### PROVIDED INFORMATION
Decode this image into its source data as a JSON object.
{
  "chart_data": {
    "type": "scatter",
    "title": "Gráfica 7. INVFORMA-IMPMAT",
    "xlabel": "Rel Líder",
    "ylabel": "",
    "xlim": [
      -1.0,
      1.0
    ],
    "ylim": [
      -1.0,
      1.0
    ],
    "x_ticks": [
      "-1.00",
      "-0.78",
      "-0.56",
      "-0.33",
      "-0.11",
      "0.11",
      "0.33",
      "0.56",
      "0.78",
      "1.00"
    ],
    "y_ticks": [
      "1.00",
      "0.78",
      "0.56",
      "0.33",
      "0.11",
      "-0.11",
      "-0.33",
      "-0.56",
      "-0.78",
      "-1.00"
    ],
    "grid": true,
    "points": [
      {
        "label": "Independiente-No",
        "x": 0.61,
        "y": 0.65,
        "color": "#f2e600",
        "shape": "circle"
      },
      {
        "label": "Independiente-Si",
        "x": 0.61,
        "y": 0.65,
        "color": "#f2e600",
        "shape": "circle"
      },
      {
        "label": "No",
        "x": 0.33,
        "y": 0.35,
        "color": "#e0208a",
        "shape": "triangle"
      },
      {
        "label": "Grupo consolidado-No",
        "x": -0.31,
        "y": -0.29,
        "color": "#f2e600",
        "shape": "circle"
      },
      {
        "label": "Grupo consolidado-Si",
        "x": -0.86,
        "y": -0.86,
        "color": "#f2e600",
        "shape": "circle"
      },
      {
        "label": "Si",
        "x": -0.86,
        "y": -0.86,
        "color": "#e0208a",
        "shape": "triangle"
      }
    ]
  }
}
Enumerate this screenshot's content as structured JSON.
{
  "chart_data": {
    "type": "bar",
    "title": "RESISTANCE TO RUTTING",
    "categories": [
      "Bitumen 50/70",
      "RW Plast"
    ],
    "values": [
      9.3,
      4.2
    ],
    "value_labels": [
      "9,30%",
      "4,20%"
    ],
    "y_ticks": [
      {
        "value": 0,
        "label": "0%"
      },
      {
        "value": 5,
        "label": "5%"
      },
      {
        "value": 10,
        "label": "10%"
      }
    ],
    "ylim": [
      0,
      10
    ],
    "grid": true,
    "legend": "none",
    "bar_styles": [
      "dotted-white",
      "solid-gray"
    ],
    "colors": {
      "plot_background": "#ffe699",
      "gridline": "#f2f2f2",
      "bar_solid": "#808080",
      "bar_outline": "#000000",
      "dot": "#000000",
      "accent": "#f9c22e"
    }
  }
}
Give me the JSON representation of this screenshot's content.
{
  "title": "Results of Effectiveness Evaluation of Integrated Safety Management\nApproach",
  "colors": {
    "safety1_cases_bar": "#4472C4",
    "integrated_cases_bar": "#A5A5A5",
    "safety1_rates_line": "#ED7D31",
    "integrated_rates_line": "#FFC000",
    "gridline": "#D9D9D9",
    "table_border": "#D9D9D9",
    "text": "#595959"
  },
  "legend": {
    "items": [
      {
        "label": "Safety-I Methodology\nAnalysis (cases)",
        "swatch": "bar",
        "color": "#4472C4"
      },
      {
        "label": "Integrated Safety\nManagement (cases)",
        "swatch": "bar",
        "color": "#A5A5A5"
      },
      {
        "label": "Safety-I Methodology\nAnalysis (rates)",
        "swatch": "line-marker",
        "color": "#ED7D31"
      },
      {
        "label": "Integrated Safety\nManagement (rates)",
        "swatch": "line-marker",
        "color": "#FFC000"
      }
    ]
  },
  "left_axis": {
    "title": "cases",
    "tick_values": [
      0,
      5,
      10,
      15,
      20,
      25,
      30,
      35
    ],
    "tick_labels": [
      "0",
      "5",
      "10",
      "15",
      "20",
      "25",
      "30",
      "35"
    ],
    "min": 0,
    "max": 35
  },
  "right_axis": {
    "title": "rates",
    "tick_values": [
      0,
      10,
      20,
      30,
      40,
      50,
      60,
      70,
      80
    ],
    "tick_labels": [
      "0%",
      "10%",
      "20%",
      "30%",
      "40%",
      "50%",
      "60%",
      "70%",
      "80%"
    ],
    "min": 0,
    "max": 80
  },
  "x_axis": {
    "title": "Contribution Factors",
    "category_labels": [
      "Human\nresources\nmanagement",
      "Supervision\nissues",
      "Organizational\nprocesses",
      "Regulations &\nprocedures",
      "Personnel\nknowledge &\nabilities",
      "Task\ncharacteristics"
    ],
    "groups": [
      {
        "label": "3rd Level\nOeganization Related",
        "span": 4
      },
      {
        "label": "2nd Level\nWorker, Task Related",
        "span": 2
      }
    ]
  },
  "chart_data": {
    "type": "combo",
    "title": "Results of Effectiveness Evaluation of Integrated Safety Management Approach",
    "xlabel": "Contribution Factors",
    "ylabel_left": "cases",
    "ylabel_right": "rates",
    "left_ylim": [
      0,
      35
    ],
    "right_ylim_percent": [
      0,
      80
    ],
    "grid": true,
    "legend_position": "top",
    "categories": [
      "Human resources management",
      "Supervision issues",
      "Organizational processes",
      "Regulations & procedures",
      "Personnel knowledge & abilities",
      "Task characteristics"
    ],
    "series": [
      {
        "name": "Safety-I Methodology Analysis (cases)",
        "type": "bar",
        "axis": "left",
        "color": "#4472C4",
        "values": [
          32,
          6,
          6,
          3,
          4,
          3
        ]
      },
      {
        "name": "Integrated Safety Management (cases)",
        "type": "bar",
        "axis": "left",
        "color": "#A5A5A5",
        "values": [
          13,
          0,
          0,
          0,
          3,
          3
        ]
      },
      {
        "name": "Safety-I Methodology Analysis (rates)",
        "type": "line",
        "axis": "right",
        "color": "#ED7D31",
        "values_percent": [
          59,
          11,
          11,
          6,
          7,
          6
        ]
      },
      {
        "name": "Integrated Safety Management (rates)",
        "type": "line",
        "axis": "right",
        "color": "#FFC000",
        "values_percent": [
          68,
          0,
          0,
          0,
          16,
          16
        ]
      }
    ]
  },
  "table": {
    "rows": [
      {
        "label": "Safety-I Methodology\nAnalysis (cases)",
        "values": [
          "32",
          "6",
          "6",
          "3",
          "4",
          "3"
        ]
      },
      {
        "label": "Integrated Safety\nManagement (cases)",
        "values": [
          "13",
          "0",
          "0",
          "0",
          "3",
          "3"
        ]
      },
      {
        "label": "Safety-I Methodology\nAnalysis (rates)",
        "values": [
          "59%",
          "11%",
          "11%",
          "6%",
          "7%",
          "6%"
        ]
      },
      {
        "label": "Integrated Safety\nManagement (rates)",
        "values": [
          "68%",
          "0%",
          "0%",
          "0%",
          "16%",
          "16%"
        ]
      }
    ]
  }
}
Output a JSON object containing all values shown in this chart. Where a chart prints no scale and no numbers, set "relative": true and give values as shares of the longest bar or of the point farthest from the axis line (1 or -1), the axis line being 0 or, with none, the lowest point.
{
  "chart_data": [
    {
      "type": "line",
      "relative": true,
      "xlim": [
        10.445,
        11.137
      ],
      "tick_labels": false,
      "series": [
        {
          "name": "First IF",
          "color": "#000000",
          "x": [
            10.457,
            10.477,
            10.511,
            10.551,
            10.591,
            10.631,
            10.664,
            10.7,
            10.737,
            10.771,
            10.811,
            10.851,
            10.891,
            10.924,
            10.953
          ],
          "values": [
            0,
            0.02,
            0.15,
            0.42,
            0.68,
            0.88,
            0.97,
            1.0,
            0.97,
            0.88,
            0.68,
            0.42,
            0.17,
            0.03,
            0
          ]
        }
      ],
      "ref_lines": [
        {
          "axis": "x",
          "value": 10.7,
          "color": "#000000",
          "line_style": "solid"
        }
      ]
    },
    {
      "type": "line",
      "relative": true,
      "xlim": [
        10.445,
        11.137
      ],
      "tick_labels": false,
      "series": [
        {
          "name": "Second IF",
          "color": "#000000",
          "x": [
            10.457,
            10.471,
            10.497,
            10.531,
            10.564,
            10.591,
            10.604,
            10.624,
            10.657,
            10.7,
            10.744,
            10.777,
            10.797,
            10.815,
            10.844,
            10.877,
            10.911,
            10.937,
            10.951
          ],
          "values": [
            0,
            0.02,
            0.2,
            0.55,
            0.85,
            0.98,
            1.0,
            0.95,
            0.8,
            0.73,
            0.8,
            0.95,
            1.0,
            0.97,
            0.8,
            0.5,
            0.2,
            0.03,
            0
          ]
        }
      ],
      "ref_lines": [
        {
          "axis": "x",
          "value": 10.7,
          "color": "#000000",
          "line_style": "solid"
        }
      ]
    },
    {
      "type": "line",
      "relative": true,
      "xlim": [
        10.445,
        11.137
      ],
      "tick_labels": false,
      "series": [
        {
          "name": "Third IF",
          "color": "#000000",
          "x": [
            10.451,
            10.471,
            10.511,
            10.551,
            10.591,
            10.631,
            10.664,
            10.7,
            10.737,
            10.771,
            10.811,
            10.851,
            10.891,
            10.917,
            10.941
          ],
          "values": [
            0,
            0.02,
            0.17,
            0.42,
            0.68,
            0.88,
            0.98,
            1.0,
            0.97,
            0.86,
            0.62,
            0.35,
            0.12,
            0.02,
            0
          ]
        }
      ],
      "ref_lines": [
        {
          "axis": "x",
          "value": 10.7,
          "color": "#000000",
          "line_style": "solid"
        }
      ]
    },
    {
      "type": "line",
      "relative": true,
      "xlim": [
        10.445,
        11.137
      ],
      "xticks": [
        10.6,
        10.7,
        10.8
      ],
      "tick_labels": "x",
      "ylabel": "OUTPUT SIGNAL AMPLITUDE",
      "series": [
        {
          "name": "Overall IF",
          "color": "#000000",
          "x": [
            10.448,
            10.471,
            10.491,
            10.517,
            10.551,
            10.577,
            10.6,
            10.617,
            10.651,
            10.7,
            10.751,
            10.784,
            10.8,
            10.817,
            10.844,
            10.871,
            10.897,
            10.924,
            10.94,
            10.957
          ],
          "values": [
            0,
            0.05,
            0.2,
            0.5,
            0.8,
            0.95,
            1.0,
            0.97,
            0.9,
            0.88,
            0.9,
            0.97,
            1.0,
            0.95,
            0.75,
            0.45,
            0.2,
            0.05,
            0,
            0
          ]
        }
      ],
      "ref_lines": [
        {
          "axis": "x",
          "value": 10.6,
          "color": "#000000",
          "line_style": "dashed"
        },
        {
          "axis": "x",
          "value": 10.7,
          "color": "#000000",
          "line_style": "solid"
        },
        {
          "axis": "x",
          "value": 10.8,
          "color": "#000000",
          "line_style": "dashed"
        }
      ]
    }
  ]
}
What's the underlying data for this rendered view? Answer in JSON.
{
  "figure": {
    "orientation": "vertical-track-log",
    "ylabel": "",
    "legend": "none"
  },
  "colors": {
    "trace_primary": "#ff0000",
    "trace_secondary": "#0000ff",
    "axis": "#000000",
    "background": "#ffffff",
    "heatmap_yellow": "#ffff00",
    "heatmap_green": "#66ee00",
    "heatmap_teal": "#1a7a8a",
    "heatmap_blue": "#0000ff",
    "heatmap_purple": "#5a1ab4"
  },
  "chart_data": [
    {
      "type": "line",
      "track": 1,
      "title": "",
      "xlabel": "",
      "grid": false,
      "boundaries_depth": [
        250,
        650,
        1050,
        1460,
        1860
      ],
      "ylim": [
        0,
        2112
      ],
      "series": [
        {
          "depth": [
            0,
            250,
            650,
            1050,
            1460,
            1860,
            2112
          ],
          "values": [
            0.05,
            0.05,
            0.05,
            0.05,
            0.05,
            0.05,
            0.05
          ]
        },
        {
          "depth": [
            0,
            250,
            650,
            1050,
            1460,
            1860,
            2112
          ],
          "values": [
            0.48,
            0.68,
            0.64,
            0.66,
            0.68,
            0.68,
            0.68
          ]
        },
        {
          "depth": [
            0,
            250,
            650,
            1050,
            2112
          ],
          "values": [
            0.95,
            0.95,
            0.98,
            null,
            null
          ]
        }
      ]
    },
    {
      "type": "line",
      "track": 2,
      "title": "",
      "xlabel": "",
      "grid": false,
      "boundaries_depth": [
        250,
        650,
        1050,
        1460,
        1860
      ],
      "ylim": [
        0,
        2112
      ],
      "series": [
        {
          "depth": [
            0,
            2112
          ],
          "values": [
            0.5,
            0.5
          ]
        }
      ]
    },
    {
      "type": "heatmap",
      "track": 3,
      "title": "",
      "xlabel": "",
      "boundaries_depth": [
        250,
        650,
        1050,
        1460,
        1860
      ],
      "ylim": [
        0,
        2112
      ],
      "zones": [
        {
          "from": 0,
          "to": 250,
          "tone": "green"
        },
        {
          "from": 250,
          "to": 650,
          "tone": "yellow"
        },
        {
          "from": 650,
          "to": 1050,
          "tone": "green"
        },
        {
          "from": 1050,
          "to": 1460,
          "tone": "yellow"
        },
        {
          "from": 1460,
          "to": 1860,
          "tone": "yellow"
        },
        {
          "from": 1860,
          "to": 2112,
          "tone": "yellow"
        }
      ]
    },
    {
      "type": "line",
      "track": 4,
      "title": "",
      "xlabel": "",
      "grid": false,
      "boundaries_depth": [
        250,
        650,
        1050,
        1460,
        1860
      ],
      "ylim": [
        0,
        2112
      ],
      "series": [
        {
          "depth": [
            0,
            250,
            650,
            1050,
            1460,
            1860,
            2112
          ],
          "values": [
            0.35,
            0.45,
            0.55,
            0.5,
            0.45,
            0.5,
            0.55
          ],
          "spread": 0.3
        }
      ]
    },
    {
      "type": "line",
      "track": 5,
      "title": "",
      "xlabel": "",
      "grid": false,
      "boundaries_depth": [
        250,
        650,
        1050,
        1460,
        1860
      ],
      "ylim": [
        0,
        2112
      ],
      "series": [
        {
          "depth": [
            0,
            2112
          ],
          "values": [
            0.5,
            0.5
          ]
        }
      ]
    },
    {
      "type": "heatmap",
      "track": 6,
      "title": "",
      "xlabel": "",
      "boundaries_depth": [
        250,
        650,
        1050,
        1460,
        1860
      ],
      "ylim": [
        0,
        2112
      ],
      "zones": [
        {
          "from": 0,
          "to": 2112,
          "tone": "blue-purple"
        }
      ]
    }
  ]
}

### EXERCISE REQUIREMENTS
Copy out the lines in which the string "Regulations" appears.

### EXERCISE RESULT
      "Regulations &\nprocedures",
      "Regulations & procedures",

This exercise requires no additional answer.